[Given instruction]:
Look through the records that follow. Copy every line containing the word "prism".

--------

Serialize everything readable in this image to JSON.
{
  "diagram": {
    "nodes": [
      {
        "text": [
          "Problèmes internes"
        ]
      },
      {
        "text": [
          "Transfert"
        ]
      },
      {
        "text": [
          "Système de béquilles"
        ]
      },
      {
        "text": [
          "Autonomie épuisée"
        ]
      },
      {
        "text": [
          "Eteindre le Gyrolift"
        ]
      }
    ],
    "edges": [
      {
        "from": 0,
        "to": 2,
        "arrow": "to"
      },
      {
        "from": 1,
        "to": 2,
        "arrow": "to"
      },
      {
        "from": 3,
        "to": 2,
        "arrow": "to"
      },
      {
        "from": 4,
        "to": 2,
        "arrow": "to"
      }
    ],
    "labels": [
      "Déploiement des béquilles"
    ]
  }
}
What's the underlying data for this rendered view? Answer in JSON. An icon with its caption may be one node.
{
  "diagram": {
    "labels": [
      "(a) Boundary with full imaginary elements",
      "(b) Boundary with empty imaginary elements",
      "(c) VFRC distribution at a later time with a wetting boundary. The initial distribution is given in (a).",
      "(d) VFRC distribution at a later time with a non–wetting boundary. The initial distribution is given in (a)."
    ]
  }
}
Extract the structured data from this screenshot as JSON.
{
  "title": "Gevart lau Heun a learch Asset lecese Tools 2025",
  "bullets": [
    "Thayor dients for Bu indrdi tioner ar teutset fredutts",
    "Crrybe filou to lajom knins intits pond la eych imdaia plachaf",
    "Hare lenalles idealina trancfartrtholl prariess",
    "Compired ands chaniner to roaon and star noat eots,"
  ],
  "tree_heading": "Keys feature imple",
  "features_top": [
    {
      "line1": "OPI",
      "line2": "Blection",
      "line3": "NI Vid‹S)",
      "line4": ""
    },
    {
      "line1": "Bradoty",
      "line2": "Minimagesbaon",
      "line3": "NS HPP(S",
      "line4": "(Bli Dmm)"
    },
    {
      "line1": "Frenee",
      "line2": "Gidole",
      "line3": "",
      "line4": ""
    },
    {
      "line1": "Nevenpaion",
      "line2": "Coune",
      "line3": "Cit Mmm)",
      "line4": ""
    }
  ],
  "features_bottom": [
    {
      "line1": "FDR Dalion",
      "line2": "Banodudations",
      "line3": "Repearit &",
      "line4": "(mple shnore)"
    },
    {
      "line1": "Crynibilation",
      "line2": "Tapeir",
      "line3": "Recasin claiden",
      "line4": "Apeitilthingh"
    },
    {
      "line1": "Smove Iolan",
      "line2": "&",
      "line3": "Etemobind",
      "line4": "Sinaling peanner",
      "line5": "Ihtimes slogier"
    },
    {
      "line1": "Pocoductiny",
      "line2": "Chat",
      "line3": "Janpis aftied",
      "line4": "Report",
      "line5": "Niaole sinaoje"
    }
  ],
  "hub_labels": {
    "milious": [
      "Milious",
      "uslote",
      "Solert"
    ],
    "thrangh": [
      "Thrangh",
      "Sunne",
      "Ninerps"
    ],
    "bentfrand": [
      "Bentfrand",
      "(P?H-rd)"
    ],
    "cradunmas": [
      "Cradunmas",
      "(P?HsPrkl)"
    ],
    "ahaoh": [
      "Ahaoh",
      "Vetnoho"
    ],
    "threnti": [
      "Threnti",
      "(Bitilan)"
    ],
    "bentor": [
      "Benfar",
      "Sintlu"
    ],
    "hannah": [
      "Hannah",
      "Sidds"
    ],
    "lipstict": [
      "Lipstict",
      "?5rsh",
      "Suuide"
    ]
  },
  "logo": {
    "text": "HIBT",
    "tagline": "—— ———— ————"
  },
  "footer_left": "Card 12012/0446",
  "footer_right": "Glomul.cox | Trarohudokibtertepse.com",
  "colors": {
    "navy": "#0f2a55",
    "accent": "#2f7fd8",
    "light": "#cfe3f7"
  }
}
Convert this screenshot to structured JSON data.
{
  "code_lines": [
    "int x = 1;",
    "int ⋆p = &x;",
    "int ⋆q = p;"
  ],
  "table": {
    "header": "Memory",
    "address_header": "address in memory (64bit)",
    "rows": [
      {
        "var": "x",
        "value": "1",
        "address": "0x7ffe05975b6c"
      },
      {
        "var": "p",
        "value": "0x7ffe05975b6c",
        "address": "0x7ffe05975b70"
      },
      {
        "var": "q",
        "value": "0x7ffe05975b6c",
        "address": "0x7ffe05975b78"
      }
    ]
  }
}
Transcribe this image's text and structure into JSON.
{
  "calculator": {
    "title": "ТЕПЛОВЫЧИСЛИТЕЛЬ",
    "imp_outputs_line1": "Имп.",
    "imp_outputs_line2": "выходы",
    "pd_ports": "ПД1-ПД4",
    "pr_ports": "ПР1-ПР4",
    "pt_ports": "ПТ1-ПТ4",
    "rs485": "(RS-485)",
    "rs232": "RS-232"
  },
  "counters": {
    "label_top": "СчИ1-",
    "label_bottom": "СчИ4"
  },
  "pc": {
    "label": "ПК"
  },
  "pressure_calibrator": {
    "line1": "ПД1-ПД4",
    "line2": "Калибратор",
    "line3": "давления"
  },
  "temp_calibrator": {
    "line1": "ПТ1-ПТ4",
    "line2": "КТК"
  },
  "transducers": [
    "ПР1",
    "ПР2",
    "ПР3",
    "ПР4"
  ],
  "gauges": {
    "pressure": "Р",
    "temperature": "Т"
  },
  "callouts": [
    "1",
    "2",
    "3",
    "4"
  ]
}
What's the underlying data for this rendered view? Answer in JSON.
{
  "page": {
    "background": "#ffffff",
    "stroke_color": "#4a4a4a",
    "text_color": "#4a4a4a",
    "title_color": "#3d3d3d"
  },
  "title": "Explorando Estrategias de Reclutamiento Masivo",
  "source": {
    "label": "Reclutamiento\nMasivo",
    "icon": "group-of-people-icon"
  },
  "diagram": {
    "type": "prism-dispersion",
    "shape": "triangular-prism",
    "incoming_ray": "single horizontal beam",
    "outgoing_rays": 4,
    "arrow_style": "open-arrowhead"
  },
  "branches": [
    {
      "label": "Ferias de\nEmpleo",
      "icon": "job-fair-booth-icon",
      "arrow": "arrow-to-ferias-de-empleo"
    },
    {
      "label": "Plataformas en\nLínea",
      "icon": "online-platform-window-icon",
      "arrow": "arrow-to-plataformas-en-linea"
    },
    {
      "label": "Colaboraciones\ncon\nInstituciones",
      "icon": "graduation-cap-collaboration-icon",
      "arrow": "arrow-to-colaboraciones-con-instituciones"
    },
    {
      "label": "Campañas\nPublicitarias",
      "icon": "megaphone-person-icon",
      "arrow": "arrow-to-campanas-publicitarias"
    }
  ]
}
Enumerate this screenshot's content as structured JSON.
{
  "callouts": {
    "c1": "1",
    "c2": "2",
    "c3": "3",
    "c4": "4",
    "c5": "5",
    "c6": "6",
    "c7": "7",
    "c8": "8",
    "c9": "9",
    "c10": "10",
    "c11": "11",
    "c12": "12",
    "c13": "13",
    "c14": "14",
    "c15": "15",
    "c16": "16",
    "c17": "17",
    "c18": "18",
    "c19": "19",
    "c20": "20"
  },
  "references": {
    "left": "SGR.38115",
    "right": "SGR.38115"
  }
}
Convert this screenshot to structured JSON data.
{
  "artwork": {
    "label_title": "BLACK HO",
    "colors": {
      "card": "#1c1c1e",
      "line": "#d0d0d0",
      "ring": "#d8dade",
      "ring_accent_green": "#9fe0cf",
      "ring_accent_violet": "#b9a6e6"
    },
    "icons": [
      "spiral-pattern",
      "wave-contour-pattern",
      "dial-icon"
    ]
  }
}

--------

[Task answer]:
    "type": "prism-dispersion",
    "shape": "triangular-prism",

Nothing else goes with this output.